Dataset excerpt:

____

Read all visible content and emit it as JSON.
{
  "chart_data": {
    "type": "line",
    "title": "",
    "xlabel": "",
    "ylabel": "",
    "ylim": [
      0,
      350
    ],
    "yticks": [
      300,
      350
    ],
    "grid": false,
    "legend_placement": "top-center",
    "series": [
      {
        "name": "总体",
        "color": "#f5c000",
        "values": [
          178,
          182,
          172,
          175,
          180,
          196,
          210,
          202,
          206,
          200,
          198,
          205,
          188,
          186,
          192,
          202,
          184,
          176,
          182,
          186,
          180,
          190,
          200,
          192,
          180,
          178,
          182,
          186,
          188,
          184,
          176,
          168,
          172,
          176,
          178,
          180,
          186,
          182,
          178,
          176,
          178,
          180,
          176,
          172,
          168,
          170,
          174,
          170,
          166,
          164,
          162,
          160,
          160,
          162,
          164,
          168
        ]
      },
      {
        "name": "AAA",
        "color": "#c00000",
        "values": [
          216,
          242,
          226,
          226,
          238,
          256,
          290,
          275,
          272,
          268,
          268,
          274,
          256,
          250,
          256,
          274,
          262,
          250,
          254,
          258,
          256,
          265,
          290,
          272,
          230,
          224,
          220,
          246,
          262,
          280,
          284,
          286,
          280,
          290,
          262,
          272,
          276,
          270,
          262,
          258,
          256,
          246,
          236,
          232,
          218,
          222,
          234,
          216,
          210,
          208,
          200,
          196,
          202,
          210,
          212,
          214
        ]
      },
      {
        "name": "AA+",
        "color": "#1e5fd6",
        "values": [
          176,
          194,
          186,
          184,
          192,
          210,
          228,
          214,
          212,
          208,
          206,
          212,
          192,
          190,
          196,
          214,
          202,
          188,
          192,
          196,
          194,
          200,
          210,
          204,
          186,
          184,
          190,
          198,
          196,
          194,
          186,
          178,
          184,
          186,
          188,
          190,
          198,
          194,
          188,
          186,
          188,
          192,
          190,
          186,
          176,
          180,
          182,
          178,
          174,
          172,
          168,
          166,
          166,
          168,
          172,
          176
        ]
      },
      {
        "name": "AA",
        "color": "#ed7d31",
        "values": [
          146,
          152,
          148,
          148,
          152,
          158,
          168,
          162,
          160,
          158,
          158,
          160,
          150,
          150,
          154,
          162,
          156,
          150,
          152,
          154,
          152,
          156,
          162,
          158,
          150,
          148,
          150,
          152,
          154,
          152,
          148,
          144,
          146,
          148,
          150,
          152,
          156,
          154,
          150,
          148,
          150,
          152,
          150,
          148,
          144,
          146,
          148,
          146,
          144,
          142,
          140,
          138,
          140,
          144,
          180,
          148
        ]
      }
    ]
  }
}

____

# Given exercise
Which lines hold the word "color"? Copy every one of them.

# Solution for this problem
        "color": "#f5c000",
        "color": "#c00000",
        "color": "#1e5fd6",
        "color": "#ed7d31",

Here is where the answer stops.